The data below needs to be returned exactly, line for line.

(Data excerpts)
+ + +

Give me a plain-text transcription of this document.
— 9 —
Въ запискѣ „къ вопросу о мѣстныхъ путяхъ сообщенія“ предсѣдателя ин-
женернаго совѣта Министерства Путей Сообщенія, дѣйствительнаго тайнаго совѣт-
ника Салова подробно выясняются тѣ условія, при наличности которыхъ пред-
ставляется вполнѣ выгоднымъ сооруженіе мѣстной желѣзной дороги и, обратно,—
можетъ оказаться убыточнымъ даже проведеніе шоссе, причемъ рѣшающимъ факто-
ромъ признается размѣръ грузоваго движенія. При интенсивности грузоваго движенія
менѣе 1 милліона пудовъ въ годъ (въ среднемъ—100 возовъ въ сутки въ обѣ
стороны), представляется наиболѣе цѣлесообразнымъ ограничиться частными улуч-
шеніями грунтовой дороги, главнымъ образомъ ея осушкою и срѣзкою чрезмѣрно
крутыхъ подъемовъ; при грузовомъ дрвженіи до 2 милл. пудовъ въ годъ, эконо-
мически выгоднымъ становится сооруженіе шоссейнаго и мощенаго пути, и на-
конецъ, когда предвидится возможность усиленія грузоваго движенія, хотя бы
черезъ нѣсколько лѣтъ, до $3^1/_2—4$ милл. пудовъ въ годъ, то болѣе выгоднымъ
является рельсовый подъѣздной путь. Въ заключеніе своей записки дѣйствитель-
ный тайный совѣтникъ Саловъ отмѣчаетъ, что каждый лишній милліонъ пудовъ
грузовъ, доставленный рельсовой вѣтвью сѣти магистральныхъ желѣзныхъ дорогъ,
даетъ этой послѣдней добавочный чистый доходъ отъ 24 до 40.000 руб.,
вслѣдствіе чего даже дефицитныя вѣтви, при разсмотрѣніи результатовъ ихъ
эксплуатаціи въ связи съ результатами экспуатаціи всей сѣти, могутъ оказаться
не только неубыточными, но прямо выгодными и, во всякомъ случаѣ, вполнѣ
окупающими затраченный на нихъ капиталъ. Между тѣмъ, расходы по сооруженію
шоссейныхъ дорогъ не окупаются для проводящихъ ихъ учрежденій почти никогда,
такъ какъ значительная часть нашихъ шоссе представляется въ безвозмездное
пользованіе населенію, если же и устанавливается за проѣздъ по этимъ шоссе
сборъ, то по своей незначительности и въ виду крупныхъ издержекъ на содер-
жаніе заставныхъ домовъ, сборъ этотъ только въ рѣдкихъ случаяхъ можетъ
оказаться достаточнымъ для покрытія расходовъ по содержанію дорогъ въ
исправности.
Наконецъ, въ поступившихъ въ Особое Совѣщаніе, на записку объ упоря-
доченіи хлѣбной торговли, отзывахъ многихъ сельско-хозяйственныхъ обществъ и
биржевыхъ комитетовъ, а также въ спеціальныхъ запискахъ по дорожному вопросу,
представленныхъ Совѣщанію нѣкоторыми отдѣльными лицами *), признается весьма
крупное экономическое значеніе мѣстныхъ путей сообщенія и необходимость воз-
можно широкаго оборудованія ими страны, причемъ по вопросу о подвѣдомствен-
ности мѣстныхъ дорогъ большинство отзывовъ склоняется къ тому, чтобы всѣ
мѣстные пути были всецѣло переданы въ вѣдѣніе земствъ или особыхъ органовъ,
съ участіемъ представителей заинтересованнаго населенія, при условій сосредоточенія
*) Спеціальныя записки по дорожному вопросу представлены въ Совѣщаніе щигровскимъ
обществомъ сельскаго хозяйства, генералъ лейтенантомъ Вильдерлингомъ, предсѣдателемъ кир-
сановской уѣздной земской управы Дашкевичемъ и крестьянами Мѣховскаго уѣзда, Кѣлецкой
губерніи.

+ + +

SOLUTION TO THE EXERCISE →
Give me a plain-text transcription of this document.
— 9 —
Въ запискѣ „къ вопросу о мѣстныхъ путяхъ сообщенія“ предсѣдателя ин-
женернаго совѣта Министерства Путей Сообщенія, дѣйствительнаго тайнаго совѣт-
ника Салова подробно выясняются тѣ условія, при наличности которыхъ пред-
ставляется вполнѣ выгоднымъ сооруженіе мѣстной желѣзной дороги и, обратно,—
можетъ оказаться убыточнымъ даже проведеніе шоссе, причемъ рѣшающимъ факто-
ромъ признается размѣръ грузоваго движенія. При интенсивности грузоваго движенія
менѣе 1 милліона пудовъ въ годъ (въ среднемъ—100 возовъ въ сутки въ обѣ
стороны), представляется наиболѣе цѣлесообразнымъ ограничиться частными улуч-
шеніями грунтовой дороги, главнымъ образомъ ея осушкою и срѣзкою чрезмѣрно
крутыхъ подъемовъ; при грузовомъ дрвженіи до 2 милл. пудовъ въ годъ, эконо-
мически выгоднымъ становится сооруженіе шоссейнаго и мощенаго пути, и на-
конецъ, когда предвидится возможность усиленія грузоваго движенія, хотя бы
черезъ нѣсколько лѣтъ, до $3^1/_2—4$ милл. пудовъ въ годъ, то болѣе выгоднымъ
является рельсовый подъѣздной путь. Въ заключеніе своей записки дѣйствитель-
ный тайный совѣтникъ Саловъ отмѣчаетъ, что каждый лишній милліонъ пудовъ
грузовъ, доставленный рельсовой вѣтвью сѣти магистральныхъ желѣзныхъ дорогъ,
даетъ этой послѣдней добавочный чистый доходъ отъ 24 до 40.000 руб.,
вслѣдствіе чего даже дефицитныя вѣтви, при разсмотрѣніи результатовъ ихъ
эксплуатаціи въ связи съ результатами экспуатаціи всей сѣти, могутъ оказаться
не только неубыточными, но прямо выгодными и, во всякомъ случаѣ, вполнѣ
окупающими затраченный на нихъ капиталъ. Между тѣмъ, расходы по сооруженію
шоссейныхъ дорогъ не окупаются для проводящихъ ихъ учрежденій почти никогда,
такъ какъ значительная часть нашихъ шоссе представляется въ безвозмездное
пользованіе населенію, если же и устанавливается за проѣздъ по этимъ шоссе
сборъ, то по своей незначительности и въ виду крупныхъ издержекъ на содер-
жаніе заставныхъ домовъ, сборъ этотъ только въ рѣдкихъ случаяхъ можетъ
оказаться достаточнымъ для покрытія расходовъ по содержанію дорогъ въ
исправности.
Наконецъ, въ поступившихъ въ Особое Совѣщаніе, на записку объ упоря-
доченіи хлѣбной торговли, отзывахъ многихъ сельско-хозяйственныхъ обществъ и
биржевыхъ комитетовъ, а также въ спеціальныхъ запискахъ по дорожному вопросу,
представленныхъ Совѣщанію нѣкоторыми отдѣльными лицами *), признается весьма
крупное экономическое значеніе мѣстныхъ путей сообщенія и необходимость воз-
можно широкаго оборудованія ими страны, причемъ по вопросу о подвѣдомствен-
ности мѣстныхъ дорогъ большинство отзывовъ склоняется къ тому, чтобы всѣ
мѣстные пути были всецѣло переданы въ вѣдѣніе земствъ или особыхъ органовъ,
съ участіемъ представителей заинтересованнаго населенія, при условій сосредоточенія
*) Спеціальныя записки по дорожному вопросу представлены въ Совѣщаніе щигровскимъ
обществомъ сельскаго хозяйства, генералъ лейтенантомъ Вильдерлингомъ, предсѣдателемъ кир-
сановской уѣздной земской управы Дашкевичемъ и крестьянами Мѣховскаго уѣзда, Кѣлецкой
губерніи.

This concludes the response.